-- Start of QUOTED PASSAGE --
Reinhard Dietrich (14 February 1932 – 7 March 2015) was a German sculptor.

Life
Reinhard Dietrich was born in Breslau less than a year before the increasingly challenged "Weimar" regime was replaced by the Nazi government.   By the time he was 13 frontiers had moved and Breslau was rapidly becoming Wrocław, ethnically and politically part of Poland.   Between 1946 and 1950 Dietrich lived in Wittenberg within the Soviet occupation zone of Germany, where he undertook an apprenticeship in the art of wood carving.   This was followed by a period of study at the Wood carving Academy in Empfertshausen (1950–1952), and two or three years of further study at the College of Applied Arts at Leipzig (1952–1954). At Leipzig he was taught by  and Alfred Thiele.   After this he moved on to the Dresden Academy of Fine Arts where he was taught by Hans Steger and Walter Arnold.

Between 1958 and 1964 Dietrich worked as a freelance artist based in Dresden, teaming up at one point in a shared workshop with Wieland Förster.   In 1964 he relocated to the north coast, living at Kneese (Bad Sülze), a short distance outside Rostock on its eastern side.   He stayed in the Rostock area for nearly four decades, and it was here that he had his most productive years.   Several of his works can be found on public display in and around Rostock.  Some of the work from his Rostock years was produced in collaboration with Jo Jastram (1928–2011).
-- End of QUOTED PASSAGE --
-- Start of DATA SECTION --
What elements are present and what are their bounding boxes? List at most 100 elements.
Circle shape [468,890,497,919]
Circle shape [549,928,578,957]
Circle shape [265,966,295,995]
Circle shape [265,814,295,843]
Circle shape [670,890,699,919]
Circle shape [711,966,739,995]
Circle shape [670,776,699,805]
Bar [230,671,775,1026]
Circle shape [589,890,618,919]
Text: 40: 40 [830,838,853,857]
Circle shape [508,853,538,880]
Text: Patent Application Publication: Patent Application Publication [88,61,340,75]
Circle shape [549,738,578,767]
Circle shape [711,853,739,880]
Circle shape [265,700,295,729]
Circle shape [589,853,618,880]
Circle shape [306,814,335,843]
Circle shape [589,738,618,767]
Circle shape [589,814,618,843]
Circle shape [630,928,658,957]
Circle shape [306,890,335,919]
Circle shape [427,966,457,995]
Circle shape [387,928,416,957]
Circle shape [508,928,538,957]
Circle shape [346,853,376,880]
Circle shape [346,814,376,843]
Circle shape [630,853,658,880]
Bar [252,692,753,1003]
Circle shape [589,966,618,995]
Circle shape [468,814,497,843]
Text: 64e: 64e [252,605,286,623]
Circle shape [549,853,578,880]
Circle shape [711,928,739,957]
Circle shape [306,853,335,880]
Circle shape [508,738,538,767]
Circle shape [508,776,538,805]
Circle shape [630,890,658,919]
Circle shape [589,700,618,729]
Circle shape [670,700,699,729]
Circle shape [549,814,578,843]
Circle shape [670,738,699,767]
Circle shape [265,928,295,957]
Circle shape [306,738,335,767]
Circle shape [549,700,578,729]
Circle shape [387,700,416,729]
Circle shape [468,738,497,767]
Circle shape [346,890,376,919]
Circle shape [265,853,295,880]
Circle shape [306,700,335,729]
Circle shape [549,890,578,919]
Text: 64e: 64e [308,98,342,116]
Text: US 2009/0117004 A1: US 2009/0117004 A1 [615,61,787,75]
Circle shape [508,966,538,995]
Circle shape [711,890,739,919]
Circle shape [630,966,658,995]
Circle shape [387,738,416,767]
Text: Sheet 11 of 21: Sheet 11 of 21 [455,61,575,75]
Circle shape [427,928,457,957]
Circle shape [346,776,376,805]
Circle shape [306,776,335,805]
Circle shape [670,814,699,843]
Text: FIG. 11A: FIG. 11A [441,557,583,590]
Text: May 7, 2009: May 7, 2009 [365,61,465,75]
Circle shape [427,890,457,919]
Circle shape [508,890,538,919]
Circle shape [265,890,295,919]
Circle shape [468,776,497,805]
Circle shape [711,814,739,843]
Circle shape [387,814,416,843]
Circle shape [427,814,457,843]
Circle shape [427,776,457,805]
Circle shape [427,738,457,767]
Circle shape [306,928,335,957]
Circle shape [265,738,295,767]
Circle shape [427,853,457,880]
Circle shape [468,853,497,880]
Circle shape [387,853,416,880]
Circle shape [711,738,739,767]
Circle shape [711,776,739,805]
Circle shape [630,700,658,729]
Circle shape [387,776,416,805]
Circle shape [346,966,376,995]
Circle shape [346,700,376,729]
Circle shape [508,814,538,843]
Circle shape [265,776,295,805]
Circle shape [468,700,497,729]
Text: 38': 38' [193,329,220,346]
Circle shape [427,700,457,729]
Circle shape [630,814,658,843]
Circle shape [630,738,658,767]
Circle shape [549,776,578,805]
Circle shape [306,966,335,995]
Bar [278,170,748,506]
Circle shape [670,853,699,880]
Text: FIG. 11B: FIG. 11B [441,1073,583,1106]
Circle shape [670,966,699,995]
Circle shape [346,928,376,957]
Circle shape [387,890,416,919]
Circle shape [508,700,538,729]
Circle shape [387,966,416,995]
-- End of DATA SECTION --
**DIRECTIVES**
A. Answer these questions from the Reinhard Dietrich biography:
(i) In which town did Dietrich undertake his apprenticeship in wood carving?
(ii) With whom did he share a workshop while working in Dresden?
(iii) Where did he take up residence after relocating to the north coast in 1964?
B. Name every educational institution at which, according to the Reinhard Dietrich biography, Dietrich studied.
C. Reproduce the passage of the Reinhard Dietrich biography between "Reinhard Dietrich (14" and "and Walter Arnold.", inclusive.

**COMPLETED EXERCISE**
A.
(i) Wittenberg
(ii) Wieland Förster
(iii) Kneese (Bad Sülze), a short distance outside Rostock on its eastern side

B.
- Wood carving Academy in Empfertshausen
- College of Applied Arts at Leipzig
- Dresden Academy of Fine Arts

C.
Reinhard Dietrich (14 February 1932 – 7 March 2015) was a German sculptor.

Life
Reinhard Dietrich was born in Breslau less than a year before the increasingly challenged "Weimar" regime was replaced by the Nazi government.   By the time he was 13 frontiers had moved and Breslau was rapidly becoming Wrocław, ethnically and politically part of Poland.   Between 1946 and 1950 Dietrich lived in Wittenberg within the Soviet occupation zone of Germany, where he undertook an apprenticeship in the art of wood carving.   This was followed by a period of study at the Wood carving Academy in Empfertshausen (1950–1952), and two or three years of further study at the College of Applied Arts at Leipzig (1952–1954). At Leipzig he was taught by  and Alfred Thiele.   After this he moved on to the Dresden Academy of Fine Arts where he was taught by Hans Steger and Walter Arnold.